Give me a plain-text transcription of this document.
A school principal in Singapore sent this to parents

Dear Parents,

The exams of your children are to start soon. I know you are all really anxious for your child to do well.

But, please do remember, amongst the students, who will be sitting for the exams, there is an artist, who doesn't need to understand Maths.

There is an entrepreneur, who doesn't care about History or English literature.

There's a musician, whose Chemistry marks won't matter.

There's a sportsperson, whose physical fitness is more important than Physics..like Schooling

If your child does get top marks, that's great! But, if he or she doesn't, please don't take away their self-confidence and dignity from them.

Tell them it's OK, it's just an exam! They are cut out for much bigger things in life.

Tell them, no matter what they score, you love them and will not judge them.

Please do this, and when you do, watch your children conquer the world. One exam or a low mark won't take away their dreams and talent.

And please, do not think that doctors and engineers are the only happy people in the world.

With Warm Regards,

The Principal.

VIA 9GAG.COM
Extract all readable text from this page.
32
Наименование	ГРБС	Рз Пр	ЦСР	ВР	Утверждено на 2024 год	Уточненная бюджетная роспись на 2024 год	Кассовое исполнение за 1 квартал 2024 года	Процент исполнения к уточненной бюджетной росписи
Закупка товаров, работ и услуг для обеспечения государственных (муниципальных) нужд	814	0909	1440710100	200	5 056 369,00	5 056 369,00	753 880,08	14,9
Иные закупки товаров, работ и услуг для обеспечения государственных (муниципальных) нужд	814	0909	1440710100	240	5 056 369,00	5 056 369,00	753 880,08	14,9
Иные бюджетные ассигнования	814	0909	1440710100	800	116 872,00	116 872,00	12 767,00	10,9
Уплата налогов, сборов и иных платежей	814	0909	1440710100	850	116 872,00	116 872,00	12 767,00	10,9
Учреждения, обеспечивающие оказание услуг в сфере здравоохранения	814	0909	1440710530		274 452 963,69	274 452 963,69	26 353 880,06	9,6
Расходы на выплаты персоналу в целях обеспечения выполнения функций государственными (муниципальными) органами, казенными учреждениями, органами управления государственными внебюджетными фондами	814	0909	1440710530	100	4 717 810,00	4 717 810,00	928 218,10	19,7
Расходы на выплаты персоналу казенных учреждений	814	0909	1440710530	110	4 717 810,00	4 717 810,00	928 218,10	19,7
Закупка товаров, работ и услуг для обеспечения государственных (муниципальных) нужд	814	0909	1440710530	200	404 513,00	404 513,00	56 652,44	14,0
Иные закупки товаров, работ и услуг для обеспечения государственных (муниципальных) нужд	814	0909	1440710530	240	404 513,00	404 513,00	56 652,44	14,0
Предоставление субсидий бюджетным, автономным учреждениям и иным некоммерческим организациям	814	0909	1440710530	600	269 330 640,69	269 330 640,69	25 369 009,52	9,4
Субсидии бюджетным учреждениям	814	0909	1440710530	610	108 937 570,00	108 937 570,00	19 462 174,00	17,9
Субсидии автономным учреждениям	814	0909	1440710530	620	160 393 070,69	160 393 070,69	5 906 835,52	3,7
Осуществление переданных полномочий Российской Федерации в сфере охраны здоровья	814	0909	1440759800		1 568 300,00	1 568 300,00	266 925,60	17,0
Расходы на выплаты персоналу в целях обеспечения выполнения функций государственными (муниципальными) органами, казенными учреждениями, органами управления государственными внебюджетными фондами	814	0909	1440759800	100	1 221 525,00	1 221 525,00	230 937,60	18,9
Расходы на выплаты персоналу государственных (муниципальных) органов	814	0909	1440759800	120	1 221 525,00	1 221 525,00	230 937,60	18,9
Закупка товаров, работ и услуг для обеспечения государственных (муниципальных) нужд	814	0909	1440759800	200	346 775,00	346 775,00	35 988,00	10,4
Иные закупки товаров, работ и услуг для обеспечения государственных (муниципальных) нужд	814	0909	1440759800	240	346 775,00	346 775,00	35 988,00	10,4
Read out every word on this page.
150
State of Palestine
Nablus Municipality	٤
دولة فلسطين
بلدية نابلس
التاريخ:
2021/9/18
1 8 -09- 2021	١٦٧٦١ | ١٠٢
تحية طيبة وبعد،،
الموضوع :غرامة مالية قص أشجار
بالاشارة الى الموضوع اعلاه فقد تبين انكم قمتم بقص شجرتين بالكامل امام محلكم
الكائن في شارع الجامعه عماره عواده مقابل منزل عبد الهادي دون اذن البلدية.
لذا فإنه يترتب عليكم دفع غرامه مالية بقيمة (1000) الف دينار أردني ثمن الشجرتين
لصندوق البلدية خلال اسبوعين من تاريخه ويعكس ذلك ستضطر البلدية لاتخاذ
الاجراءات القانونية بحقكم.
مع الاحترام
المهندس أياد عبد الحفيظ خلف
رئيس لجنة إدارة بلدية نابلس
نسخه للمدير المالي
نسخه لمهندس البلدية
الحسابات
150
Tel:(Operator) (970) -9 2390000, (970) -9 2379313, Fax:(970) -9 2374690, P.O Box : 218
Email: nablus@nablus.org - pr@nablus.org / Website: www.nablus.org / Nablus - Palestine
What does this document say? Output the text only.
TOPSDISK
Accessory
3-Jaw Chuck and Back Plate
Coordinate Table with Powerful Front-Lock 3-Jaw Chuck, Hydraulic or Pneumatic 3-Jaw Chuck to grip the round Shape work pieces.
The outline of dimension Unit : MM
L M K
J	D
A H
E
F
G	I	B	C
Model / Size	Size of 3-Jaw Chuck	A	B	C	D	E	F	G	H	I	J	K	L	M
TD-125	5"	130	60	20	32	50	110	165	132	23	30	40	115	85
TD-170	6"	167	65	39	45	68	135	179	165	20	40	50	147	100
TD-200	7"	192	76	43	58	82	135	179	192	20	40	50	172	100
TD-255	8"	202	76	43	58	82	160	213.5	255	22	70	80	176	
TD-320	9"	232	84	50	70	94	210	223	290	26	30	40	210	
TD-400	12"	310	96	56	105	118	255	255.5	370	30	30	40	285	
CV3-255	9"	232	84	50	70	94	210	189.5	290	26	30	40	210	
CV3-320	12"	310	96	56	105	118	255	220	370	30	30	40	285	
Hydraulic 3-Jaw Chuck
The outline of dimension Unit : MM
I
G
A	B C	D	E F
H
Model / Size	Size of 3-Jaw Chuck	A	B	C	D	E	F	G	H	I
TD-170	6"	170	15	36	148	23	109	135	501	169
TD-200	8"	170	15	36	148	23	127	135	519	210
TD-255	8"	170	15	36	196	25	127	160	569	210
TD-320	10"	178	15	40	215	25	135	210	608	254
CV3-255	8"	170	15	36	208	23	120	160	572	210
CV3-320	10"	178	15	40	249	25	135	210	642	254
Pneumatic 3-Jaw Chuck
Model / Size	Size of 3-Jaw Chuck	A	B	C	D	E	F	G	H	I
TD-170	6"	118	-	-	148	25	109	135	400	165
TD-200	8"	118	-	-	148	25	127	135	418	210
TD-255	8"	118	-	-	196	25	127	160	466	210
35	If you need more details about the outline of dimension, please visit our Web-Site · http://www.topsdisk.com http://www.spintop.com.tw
════════════════════
# TASK INSTRUCTIONS
Each record must be repeated exactly as it is.

# PROBLEM SOLUTION
Give me a plain-text transcription of this document.
A school principal in Singapore sent this to parents

Dear Parents,

The exams of your children are to start soon. I know you are all really anxious for your child to do well.

But, please do remember, amongst the students, who will be sitting for the exams, there is an artist, who doesn't need to understand Maths.

There is an entrepreneur, who doesn't care about History or English literature.

There's a musician, whose Chemistry marks won't matter.

There's a sportsperson, whose physical fitness is more important than Physics..like Schooling

If your child does get top marks, that's great! But, if he or she doesn't, please don't take away their self-confidence and dignity from them.

Tell them it's OK, it's just an exam! They are cut out for much bigger things in life.

Tell them, no matter what they score, you love them and will not judge them.

Please do this, and when you do, watch your children conquer the world. One exam or a low mark won't take away their dreams and talent.

And please, do not think that doctors and engineers are the only happy people in the world.

With Warm Regards,

The Principal.

VIA 9GAG.COM
Extract all readable text from this page.
32
Наименование	ГРБС	Рз Пр	ЦСР	ВР	Утверждено на 2024 год	Уточненная бюджетная роспись на 2024 год	Кассовое исполнение за 1 квартал 2024 года	Процент исполнения к уточненной бюджетной росписи
Закупка товаров, работ и услуг для обеспечения государственных (муниципальных) нужд	814	0909	1440710100	200	5 056 369,00	5 056 369,00	753 880,08	14,9
Иные закупки товаров, работ и услуг для обеспечения государственных (муниципальных) нужд	814	0909	1440710100	240	5 056 369,00	5 056 369,00	753 880,08	14,9
Иные бюджетные ассигнования	814	0909	1440710100	800	116 872,00	116 872,00	12 767,00	10,9
Уплата налогов, сборов и иных платежей	814	0909	1440710100	850	116 872,00	116 872,00	12 767,00	10,9
Учреждения, обеспечивающие оказание услуг в сфере здравоохранения	814	0909	1440710530		274 452 963,69	274 452 963,69	26 353 880,06	9,6
Расходы на выплаты персоналу в целях обеспечения выполнения функций государственными (муниципальными) органами, казенными учреждениями, органами управления государственными внебюджетными фондами	814	0909	1440710530	100	4 717 810,00	4 717 810,00	928 218,10	19,7
Расходы на выплаты персоналу казенных учреждений	814	0909	1440710530	110	4 717 810,00	4 717 810,00	928 218,10	19,7
Закупка товаров, работ и услуг для обеспечения государственных (муниципальных) нужд	814	0909	1440710530	200	404 513,00	404 513,00	56 652,44	14,0
Иные закупки товаров, работ и услуг для обеспечения государственных (муниципальных) нужд	814	0909	1440710530	240	404 513,00	404 513,00	56 652,44	14,0
Предоставление субсидий бюджетным, автономным учреждениям и иным некоммерческим организациям	814	0909	1440710530	600	269 330 640,69	269 330 640,69	25 369 009,52	9,4
Субсидии бюджетным учреждениям	814	0909	1440710530	610	108 937 570,00	108 937 570,00	19 462 174,00	17,9
Субсидии автономным учреждениям	814	0909	1440710530	620	160 393 070,69	160 393 070,69	5 906 835,52	3,7
Осуществление переданных полномочий Российской Федерации в сфере охраны здоровья	814	0909	1440759800		1 568 300,00	1 568 300,00	266 925,60	17,0
Расходы на выплаты персоналу в целях обеспечения выполнения функций государственными (муниципальными) органами, казенными учреждениями, органами управления государственными внебюджетными фондами	814	0909	1440759800	100	1 221 525,00	1 221 525,00	230 937,60	18,9
Расходы на выплаты персоналу государственных (муниципальных) органов	814	0909	1440759800	120	1 221 525,00	1 221 525,00	230 937,60	18,9
Закупка товаров, работ и услуг для обеспечения государственных (муниципальных) нужд	814	0909	1440759800	200	346 775,00	346 775,00	35 988,00	10,4
Иные закупки товаров, работ и услуг для обеспечения государственных (муниципальных) нужд	814	0909	1440759800	240	346 775,00	346 775,00	35 988,00	10,4
Read out every word on this page.
150
State of Palestine
Nablus Municipality	٤
دولة فلسطين
بلدية نابلس
التاريخ:
2021/9/18
1 8 -09- 2021	١٦٧٦١ | ١٠٢
تحية طيبة وبعد،،
الموضوع :غرامة مالية قص أشجار
بالاشارة الى الموضوع اعلاه فقد تبين انكم قمتم بقص شجرتين بالكامل امام محلكم
الكائن في شارع الجامعه عماره عواده مقابل منزل عبد الهادي دون اذن البلدية.
لذا فإنه يترتب عليكم دفع غرامه مالية بقيمة (1000) الف دينار أردني ثمن الشجرتين
لصندوق البلدية خلال اسبوعين من تاريخه ويعكس ذلك ستضطر البلدية لاتخاذ
الاجراءات القانونية بحقكم.
مع الاحترام
المهندس أياد عبد الحفيظ خلف
رئيس لجنة إدارة بلدية نابلس
نسخه للمدير المالي
نسخه لمهندس البلدية
الحسابات
150
Tel:(Operator) (970) -9 2390000, (970) -9 2379313, Fax:(970) -9 2374690, P.O Box : 218
Email: nablus@nablus.org - pr@nablus.org / Website: www.nablus.org / Nablus - Palestine
What does this document say? Output the text only.
TOPSDISK
Accessory
3-Jaw Chuck and Back Plate
Coordinate Table with Powerful Front-Lock 3-Jaw Chuck, Hydraulic or Pneumatic 3-Jaw Chuck to grip the round Shape work pieces.
The outline of dimension Unit : MM
L M K
J	D
A H
E
F
G	I	B	C
Model / Size	Size of 3-Jaw Chuck	A	B	C	D	E	F	G	H	I	J	K	L	M
TD-125	5"	130	60	20	32	50	110	165	132	23	30	40	115	85
TD-170	6"	167	65	39	45	68	135	179	165	20	40	50	147	100
TD-200	7"	192	76	43	58	82	135	179	192	20	40	50	172	100
TD-255	8"	202	76	43	58	82	160	213.5	255	22	70	80	176	
TD-320	9"	232	84	50	70	94	210	223	290	26	30	40	210	
TD-400	12"	310	96	56	105	118	255	255.5	370	30	30	40	285	
CV3-255	9"	232	84	50	70	94	210	189.5	290	26	30	40	210	
CV3-320	12"	310	96	56	105	118	255	220	370	30	30	40	285	
Hydraulic 3-Jaw Chuck
The outline of dimension Unit : MM
I
G
A	B C	D	E F
H
Model / Size	Size of 3-Jaw Chuck	A	B	C	D	E	F	G	H	I
TD-170	6"	170	15	36	148	23	109	135	501	169
TD-200	8"	170	15	36	148	23	127	135	519	210
TD-255	8"	170	15	36	196	25	127	160	569	210
TD-320	10"	178	15	40	215	25	135	210	608	254
CV3-255	8"	170	15	36	208	23	120	160	572	210
CV3-320	10"	178	15	40	249	25	135	210	642	254
Pneumatic 3-Jaw Chuck
Model / Size	Size of 3-Jaw Chuck	A	B	C	D	E	F	G	H	I
TD-170	6"	118	-	-	148	25	109	135	400	165
TD-200	8"	118	-	-	148	25	127	135	418	210
TD-255	8"	118	-	-	196	25	127	160	466	210
35	If you need more details about the outline of dimension, please visit our Web-Site · http://www.topsdisk.com http://www.spintop.com.tw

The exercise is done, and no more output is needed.